**Written request:** Please write out the material below exactly as given.

**Source material:**

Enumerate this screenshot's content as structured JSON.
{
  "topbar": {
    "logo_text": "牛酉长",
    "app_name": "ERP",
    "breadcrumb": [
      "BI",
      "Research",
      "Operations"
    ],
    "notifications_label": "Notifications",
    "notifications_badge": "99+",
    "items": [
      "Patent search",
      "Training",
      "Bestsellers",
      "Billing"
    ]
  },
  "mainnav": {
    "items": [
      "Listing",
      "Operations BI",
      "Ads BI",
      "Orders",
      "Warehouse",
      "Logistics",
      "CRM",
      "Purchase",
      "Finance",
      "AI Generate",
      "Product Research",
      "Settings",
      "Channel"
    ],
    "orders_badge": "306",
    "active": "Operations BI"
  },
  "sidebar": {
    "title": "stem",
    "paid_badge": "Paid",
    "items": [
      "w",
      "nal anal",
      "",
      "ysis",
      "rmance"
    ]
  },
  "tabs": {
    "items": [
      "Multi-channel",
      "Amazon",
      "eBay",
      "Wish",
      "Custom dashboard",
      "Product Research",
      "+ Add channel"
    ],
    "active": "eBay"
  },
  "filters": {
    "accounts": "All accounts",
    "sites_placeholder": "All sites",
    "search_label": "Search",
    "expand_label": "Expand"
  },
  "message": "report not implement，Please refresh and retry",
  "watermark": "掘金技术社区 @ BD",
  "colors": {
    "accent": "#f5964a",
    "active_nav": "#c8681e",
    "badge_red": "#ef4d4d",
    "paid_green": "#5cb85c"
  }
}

**Exercise solution:**
Enumerate this screenshot's content as structured JSON.
{
  "topbar": {
    "logo_text": "牛酉长",
    "app_name": "ERP",
    "breadcrumb": [
      "BI",
      "Research",
      "Operations"
    ],
    "notifications_label": "Notifications",
    "notifications_badge": "99+",
    "items": [
      "Patent search",
      "Training",
      "Bestsellers",
      "Billing"
    ]
  },
  "mainnav": {
    "items": [
      "Listing",
      "Operations BI",
      "Ads BI",
      "Orders",
      "Warehouse",
      "Logistics",
      "CRM",
      "Purchase",
      "Finance",
      "AI Generate",
      "Product Research",
      "Settings",
      "Channel"
    ],
    "orders_badge": "306",
    "active": "Operations BI"
  },
  "sidebar": {
    "title": "stem",
    "paid_badge": "Paid",
    "items": [
      "w",
      "nal anal",
      "",
      "ysis",
      "rmance"
    ]
  },
  "tabs": {
    "items": [
      "Multi-channel",
      "Amazon",
      "eBay",
      "Wish",
      "Custom dashboard",
      "Product Research",
      "+ Add channel"
    ],
    "active": "eBay"
  },
  "filters": {
    "accounts": "All accounts",
    "sites_placeholder": "All sites",
    "search_label": "Search",
    "expand_label": "Expand"
  },
  "message": "report not implement，Please refresh and retry",
  "watermark": "掘金技术社区 @ BD",
  "colors": {
    "accent": "#f5964a",
    "active_nav": "#c8681e",
    "badge_red": "#ef4d4d",
    "paid_green": "#5cb85c"
  }
}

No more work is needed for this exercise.